• [DIRECTIONS FOR THIS TASK]
State how many lines of the data contain the word "Soundscape", and write nothing besides the number.

[Chart and figure data]

■ ■ ■ ■

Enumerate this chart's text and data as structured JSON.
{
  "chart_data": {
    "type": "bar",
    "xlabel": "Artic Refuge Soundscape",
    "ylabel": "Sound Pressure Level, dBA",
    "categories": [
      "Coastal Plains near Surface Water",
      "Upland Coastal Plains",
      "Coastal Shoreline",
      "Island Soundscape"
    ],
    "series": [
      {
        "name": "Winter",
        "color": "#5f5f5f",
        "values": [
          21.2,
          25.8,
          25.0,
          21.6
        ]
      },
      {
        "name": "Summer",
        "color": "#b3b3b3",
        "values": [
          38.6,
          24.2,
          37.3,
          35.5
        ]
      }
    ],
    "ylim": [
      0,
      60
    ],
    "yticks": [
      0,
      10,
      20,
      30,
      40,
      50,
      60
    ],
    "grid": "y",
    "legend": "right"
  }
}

■ ■ ■ ■

• [FINAL RESULT]
2